(A block of data)
⟨

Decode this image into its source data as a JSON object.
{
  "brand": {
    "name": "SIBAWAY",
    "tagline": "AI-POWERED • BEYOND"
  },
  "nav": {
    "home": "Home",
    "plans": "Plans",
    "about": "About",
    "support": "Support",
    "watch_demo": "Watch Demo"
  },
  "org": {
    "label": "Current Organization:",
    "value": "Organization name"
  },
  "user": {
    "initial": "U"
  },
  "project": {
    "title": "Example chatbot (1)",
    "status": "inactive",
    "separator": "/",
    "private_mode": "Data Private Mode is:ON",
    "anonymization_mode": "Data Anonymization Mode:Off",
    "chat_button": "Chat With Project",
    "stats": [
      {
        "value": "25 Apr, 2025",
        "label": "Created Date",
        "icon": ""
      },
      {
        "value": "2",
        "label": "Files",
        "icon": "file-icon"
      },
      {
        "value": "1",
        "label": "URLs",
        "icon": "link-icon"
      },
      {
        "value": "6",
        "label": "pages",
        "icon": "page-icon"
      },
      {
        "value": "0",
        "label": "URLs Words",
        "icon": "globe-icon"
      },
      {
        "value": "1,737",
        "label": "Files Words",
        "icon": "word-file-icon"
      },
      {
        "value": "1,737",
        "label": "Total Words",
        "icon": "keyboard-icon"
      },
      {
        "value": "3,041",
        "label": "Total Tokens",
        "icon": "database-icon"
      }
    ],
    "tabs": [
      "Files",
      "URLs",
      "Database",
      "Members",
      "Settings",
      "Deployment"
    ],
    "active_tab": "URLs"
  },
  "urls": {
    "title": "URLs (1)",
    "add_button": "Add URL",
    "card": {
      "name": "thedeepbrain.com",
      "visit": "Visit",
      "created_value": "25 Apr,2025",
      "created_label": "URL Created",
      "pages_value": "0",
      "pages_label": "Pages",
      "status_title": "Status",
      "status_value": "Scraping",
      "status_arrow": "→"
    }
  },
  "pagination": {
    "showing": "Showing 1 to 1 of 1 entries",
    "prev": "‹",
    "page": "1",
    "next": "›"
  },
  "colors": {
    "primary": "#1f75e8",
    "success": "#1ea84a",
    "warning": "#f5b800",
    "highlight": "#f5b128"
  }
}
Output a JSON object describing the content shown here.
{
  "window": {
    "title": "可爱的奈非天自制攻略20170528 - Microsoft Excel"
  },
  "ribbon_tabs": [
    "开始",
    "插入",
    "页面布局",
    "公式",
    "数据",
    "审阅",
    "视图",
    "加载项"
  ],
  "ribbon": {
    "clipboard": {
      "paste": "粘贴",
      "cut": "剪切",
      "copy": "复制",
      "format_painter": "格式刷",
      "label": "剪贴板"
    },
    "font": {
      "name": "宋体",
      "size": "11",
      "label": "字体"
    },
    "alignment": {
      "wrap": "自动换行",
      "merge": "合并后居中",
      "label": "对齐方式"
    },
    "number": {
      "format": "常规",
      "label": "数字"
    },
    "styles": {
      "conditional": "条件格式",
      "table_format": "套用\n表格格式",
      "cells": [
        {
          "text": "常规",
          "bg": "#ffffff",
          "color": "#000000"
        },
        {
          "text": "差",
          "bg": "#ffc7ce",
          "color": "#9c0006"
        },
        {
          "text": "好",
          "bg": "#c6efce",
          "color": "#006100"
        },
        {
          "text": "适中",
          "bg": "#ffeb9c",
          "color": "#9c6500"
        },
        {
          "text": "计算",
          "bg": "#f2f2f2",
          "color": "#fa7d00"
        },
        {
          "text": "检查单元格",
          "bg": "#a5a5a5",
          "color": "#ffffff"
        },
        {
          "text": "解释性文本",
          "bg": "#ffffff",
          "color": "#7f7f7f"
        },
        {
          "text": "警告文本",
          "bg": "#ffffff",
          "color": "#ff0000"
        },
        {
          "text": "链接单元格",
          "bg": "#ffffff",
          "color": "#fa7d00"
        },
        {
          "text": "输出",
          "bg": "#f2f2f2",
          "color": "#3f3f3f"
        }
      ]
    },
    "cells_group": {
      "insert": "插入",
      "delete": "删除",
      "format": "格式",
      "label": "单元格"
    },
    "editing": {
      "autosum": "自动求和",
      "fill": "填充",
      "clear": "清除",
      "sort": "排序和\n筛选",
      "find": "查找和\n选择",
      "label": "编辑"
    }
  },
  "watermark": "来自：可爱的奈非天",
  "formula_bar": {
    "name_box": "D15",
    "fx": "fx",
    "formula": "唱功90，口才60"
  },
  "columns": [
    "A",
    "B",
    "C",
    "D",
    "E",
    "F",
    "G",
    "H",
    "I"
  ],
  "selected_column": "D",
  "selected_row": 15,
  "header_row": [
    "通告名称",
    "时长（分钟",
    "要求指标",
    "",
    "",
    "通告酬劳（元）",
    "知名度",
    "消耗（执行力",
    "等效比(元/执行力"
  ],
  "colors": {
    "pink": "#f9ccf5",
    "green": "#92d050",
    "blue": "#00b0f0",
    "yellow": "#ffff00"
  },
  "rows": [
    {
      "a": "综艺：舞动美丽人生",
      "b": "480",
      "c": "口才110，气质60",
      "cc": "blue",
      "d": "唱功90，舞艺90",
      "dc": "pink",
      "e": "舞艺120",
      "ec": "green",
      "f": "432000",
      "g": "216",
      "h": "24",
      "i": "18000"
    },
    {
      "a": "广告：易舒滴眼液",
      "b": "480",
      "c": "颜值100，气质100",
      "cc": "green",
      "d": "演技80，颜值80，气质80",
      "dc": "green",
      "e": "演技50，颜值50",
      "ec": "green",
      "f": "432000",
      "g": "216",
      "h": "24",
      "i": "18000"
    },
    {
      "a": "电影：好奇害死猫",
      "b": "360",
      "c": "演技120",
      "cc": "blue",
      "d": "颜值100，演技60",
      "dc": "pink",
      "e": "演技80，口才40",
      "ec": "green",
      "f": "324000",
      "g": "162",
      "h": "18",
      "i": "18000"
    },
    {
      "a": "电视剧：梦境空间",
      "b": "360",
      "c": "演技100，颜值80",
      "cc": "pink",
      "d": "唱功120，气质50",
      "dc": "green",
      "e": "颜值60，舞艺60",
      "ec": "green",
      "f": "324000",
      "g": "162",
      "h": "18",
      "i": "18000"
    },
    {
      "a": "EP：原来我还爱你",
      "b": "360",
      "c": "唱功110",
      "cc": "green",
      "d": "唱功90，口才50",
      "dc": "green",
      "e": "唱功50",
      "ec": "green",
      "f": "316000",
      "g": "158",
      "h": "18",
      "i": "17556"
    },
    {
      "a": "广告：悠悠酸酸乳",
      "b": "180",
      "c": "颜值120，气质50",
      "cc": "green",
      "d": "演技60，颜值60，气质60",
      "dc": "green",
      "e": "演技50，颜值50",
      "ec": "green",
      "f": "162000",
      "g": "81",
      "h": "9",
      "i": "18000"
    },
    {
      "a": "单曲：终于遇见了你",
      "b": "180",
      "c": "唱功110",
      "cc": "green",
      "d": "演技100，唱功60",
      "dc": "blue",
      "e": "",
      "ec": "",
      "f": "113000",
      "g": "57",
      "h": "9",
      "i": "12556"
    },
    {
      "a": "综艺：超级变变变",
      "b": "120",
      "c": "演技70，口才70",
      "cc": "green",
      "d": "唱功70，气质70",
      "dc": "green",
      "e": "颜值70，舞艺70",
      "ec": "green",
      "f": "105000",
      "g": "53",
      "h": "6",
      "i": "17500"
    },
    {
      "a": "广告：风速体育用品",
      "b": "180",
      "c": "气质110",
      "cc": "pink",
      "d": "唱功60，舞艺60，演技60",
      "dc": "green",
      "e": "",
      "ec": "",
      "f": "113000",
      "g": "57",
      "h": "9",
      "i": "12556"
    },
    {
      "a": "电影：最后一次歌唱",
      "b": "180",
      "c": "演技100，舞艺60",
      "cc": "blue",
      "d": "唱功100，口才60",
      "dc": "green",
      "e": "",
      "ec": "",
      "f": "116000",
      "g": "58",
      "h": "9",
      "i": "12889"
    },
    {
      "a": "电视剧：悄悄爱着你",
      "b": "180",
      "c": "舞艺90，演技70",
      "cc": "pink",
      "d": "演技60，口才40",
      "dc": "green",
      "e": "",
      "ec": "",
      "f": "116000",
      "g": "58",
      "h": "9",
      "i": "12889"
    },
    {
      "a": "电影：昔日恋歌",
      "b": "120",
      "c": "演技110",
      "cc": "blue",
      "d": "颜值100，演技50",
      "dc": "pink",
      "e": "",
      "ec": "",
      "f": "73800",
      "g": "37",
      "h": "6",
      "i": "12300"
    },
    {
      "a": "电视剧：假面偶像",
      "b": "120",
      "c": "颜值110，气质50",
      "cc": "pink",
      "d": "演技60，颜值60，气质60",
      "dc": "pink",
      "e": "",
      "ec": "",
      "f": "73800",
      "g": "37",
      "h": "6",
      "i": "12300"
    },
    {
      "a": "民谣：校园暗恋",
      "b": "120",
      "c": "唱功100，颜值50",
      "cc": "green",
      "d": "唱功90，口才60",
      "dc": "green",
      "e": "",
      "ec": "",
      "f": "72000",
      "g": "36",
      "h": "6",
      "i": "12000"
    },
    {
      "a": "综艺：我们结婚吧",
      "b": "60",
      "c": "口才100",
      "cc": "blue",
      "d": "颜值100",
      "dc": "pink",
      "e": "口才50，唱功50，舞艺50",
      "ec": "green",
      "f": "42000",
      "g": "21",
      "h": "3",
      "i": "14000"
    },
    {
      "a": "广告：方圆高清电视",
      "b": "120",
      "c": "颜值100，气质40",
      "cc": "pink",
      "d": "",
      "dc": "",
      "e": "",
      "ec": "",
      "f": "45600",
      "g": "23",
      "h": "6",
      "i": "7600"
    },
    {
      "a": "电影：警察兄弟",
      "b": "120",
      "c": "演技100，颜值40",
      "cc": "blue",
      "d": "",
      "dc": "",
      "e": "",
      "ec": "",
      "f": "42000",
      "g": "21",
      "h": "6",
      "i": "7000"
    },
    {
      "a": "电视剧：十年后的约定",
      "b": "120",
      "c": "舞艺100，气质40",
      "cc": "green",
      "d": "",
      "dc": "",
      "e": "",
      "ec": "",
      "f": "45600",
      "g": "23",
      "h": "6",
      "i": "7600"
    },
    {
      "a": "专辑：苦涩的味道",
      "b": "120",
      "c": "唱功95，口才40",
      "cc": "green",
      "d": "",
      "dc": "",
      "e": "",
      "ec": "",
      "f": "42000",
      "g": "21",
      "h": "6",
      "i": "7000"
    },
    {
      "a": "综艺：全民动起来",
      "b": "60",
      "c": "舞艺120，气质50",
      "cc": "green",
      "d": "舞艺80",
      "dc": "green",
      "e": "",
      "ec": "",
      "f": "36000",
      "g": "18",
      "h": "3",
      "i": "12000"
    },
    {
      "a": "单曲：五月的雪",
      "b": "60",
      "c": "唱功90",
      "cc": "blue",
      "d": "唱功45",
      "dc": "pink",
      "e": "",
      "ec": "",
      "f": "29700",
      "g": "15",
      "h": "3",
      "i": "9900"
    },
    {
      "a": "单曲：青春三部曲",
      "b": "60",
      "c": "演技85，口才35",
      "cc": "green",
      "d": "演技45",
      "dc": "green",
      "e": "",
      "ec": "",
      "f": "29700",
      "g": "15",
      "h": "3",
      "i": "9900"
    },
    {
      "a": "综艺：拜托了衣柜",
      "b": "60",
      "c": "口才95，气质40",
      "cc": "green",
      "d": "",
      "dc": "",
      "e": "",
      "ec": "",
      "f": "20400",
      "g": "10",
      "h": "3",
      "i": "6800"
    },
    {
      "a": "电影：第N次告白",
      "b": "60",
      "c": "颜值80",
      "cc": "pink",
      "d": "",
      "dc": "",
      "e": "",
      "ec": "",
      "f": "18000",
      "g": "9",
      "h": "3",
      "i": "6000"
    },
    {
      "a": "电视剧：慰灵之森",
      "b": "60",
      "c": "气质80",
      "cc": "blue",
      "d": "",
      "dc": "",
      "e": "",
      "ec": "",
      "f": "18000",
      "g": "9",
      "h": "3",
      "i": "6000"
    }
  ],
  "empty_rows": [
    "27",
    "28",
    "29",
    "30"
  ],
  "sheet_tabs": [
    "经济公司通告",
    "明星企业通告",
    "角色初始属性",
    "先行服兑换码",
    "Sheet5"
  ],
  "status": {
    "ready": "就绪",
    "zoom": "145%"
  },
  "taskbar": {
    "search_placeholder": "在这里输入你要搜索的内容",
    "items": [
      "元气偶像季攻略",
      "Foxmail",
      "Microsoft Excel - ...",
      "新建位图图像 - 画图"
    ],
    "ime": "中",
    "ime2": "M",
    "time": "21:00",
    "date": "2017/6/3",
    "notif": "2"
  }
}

⟩

Go through the lines above. Select every one that has the string "text".

          "text": "常规",
          "text": "差",
          "text": "好",
          "text": "适中",
          "text": "计算",
          "text": "检查单元格",
          "text": "解释性文本",
          "text": "警告文本",
          "text": "链接单元格",
          "text": "输出",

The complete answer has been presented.